## STATED TASK
Can the data below be set down again exactly, line for line?

— BEGIN EXERCISE INPUT —

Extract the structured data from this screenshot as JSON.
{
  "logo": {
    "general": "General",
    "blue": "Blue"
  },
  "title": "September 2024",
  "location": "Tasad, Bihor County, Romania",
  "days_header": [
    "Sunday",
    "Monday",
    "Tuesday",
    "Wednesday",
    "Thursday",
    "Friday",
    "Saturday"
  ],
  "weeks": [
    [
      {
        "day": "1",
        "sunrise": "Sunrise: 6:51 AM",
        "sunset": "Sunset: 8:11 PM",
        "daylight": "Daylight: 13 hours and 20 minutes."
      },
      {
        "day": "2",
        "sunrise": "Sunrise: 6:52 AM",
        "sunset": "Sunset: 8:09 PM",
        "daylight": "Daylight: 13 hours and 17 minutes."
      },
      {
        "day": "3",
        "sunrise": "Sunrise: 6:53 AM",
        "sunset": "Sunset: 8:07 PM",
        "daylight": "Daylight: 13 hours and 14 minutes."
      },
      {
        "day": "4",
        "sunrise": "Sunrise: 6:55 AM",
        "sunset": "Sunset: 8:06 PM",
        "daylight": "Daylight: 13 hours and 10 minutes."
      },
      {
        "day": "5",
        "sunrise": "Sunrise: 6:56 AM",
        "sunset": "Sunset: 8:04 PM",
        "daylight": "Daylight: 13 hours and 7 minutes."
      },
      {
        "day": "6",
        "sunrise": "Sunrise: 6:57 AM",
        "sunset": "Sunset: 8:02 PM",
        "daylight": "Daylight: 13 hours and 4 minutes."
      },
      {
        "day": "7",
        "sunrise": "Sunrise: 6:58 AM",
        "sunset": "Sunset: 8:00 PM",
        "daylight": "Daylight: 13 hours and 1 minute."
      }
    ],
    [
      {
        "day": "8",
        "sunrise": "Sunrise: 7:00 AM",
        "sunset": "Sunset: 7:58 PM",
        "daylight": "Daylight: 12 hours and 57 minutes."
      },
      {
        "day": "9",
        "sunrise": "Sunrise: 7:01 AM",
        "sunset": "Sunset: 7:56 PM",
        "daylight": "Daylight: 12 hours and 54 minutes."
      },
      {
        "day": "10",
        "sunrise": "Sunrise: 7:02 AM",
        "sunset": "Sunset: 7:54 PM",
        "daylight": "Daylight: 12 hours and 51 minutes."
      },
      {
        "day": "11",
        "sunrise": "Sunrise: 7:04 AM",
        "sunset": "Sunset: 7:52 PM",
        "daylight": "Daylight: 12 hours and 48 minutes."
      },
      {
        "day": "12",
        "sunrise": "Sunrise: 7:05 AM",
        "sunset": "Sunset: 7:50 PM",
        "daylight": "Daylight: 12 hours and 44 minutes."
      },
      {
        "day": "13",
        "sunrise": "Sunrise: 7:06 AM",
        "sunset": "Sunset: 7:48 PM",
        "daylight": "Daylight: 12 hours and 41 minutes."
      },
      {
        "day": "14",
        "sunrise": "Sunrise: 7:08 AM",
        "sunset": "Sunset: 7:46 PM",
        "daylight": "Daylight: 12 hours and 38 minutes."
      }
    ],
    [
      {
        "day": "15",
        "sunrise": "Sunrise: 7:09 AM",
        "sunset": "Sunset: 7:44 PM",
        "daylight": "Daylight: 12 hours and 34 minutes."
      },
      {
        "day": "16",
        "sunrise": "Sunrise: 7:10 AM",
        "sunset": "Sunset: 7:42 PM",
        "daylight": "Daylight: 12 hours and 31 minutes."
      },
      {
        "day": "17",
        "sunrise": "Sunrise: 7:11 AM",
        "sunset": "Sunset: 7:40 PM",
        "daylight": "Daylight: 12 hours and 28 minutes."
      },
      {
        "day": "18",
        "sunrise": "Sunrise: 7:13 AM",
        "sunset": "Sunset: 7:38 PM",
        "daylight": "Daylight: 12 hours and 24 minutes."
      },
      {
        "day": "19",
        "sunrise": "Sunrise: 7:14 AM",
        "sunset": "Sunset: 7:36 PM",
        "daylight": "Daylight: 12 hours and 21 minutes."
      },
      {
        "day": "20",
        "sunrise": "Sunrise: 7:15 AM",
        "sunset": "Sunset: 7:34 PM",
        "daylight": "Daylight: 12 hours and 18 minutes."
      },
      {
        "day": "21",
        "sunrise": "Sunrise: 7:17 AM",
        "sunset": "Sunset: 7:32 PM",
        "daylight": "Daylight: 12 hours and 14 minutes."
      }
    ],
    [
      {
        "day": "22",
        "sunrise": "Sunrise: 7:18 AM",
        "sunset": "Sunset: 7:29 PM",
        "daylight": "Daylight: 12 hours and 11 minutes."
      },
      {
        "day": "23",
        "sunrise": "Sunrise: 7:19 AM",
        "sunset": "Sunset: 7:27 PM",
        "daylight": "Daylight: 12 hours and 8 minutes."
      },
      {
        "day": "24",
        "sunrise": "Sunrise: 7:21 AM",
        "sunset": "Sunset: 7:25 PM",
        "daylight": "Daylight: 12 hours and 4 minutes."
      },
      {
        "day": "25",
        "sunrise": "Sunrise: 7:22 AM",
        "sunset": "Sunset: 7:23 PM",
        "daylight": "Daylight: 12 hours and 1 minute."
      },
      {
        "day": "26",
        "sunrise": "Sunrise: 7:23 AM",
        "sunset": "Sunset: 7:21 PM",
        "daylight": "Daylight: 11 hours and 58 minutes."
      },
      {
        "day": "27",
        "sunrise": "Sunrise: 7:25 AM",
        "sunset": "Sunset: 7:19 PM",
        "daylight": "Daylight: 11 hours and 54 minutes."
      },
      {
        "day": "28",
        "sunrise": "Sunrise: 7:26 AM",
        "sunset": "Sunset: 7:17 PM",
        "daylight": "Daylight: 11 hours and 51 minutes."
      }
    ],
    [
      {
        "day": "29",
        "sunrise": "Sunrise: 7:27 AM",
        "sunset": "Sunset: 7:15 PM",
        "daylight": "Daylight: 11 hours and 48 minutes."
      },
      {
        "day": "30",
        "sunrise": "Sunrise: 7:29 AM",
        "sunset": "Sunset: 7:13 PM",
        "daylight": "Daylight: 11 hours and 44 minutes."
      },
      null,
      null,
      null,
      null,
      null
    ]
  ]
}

— END EXERCISE INPUT —

## RESULT BELOW
Extract the structured data from this screenshot as JSON.
{
  "logo": {
    "general": "General",
    "blue": "Blue"
  },
  "title": "September 2024",
  "location": "Tasad, Bihor County, Romania",
  "days_header": [
    "Sunday",
    "Monday",
    "Tuesday",
    "Wednesday",
    "Thursday",
    "Friday",
    "Saturday"
  ],
  "weeks": [
    [
      {
        "day": "1",
        "sunrise": "Sunrise: 6:51 AM",
        "sunset": "Sunset: 8:11 PM",
        "daylight": "Daylight: 13 hours and 20 minutes."
      },
      {
        "day": "2",
        "sunrise": "Sunrise: 6:52 AM",
        "sunset": "Sunset: 8:09 PM",
        "daylight": "Daylight: 13 hours and 17 minutes."
      },
      {
        "day": "3",
        "sunrise": "Sunrise: 6:53 AM",
        "sunset": "Sunset: 8:07 PM",
        "daylight": "Daylight: 13 hours and 14 minutes."
      },
      {
        "day": "4",
        "sunrise": "Sunrise: 6:55 AM",
        "sunset": "Sunset: 8:06 PM",
        "daylight": "Daylight: 13 hours and 10 minutes."
      },
      {
        "day": "5",
        "sunrise": "Sunrise: 6:56 AM",
        "sunset": "Sunset: 8:04 PM",
        "daylight": "Daylight: 13 hours and 7 minutes."
      },
      {
        "day": "6",
        "sunrise": "Sunrise: 6:57 AM",
        "sunset": "Sunset: 8:02 PM",
        "daylight": "Daylight: 13 hours and 4 minutes."
      },
      {
        "day": "7",
        "sunrise": "Sunrise: 6:58 AM",
        "sunset": "Sunset: 8:00 PM",
        "daylight": "Daylight: 13 hours and 1 minute."
      }
    ],
    [
      {
        "day": "8",
        "sunrise": "Sunrise: 7:00 AM",
        "sunset": "Sunset: 7:58 PM",
        "daylight": "Daylight: 12 hours and 57 minutes."
      },
      {
        "day": "9",
        "sunrise": "Sunrise: 7:01 AM",
        "sunset": "Sunset: 7:56 PM",
        "daylight": "Daylight: 12 hours and 54 minutes."
      },
      {
        "day": "10",
        "sunrise": "Sunrise: 7:02 AM",
        "sunset": "Sunset: 7:54 PM",
        "daylight": "Daylight: 12 hours and 51 minutes."
      },
      {
        "day": "11",
        "sunrise": "Sunrise: 7:04 AM",
        "sunset": "Sunset: 7:52 PM",
        "daylight": "Daylight: 12 hours and 48 minutes."
      },
      {
        "day": "12",
        "sunrise": "Sunrise: 7:05 AM",
        "sunset": "Sunset: 7:50 PM",
        "daylight": "Daylight: 12 hours and 44 minutes."
      },
      {
        "day": "13",
        "sunrise": "Sunrise: 7:06 AM",
        "sunset": "Sunset: 7:48 PM",
        "daylight": "Daylight: 12 hours and 41 minutes."
      },
      {
        "day": "14",
        "sunrise": "Sunrise: 7:08 AM",
        "sunset": "Sunset: 7:46 PM",
        "daylight": "Daylight: 12 hours and 38 minutes."
      }
    ],
    [
      {
        "day": "15",
        "sunrise": "Sunrise: 7:09 AM",
        "sunset": "Sunset: 7:44 PM",
        "daylight": "Daylight: 12 hours and 34 minutes."
      },
      {
        "day": "16",
        "sunrise": "Sunrise: 7:10 AM",
        "sunset": "Sunset: 7:42 PM",
        "daylight": "Daylight: 12 hours and 31 minutes."
      },
      {
        "day": "17",
        "sunrise": "Sunrise: 7:11 AM",
        "sunset": "Sunset: 7:40 PM",
        "daylight": "Daylight: 12 hours and 28 minutes."
      },
      {
        "day": "18",
        "sunrise": "Sunrise: 7:13 AM",
        "sunset": "Sunset: 7:38 PM",
        "daylight": "Daylight: 12 hours and 24 minutes."
      },
      {
        "day": "19",
        "sunrise": "Sunrise: 7:14 AM",
        "sunset": "Sunset: 7:36 PM",
        "daylight": "Daylight: 12 hours and 21 minutes."
      },
      {
        "day": "20",
        "sunrise": "Sunrise: 7:15 AM",
        "sunset": "Sunset: 7:34 PM",
        "daylight": "Daylight: 12 hours and 18 minutes."
      },
      {
        "day": "21",
        "sunrise": "Sunrise: 7:17 AM",
        "sunset": "Sunset: 7:32 PM",
        "daylight": "Daylight: 12 hours and 14 minutes."
      }
    ],
    [
      {
        "day": "22",
        "sunrise": "Sunrise: 7:18 AM",
        "sunset": "Sunset: 7:29 PM",
        "daylight": "Daylight: 12 hours and 11 minutes."
      },
      {
        "day": "23",
        "sunrise": "Sunrise: 7:19 AM",
        "sunset": "Sunset: 7:27 PM",
        "daylight": "Daylight: 12 hours and 8 minutes."
      },
      {
        "day": "24",
        "sunrise": "Sunrise: 7:21 AM",
        "sunset": "Sunset: 7:25 PM",
        "daylight": "Daylight: 12 hours and 4 minutes."
      },
      {
        "day": "25",
        "sunrise": "Sunrise: 7:22 AM",
        "sunset": "Sunset: 7:23 PM",
        "daylight": "Daylight: 12 hours and 1 minute."
      },
      {
        "day": "26",
        "sunrise": "Sunrise: 7:23 AM",
        "sunset": "Sunset: 7:21 PM",
        "daylight": "Daylight: 11 hours and 58 minutes."
      },
      {
        "day": "27",
        "sunrise": "Sunrise: 7:25 AM",
        "sunset": "Sunset: 7:19 PM",
        "daylight": "Daylight: 11 hours and 54 minutes."
      },
      {
        "day": "28",
        "sunrise": "Sunrise: 7:26 AM",
        "sunset": "Sunset: 7:17 PM",
        "daylight": "Daylight: 11 hours and 51 minutes."
      }
    ],
    [
      {
        "day": "29",
        "sunrise": "Sunrise: 7:27 AM",
        "sunset": "Sunset: 7:15 PM",
        "daylight": "Daylight: 11 hours and 48 minutes."
      },
      {
        "day": "30",
        "sunrise": "Sunrise: 7:29 AM",
        "sunset": "Sunset: 7:13 PM",
        "daylight": "Daylight: 11 hours and 44 minutes."
      },
      null,
      null,
      null,
      null,
      null
    ]
  ]
}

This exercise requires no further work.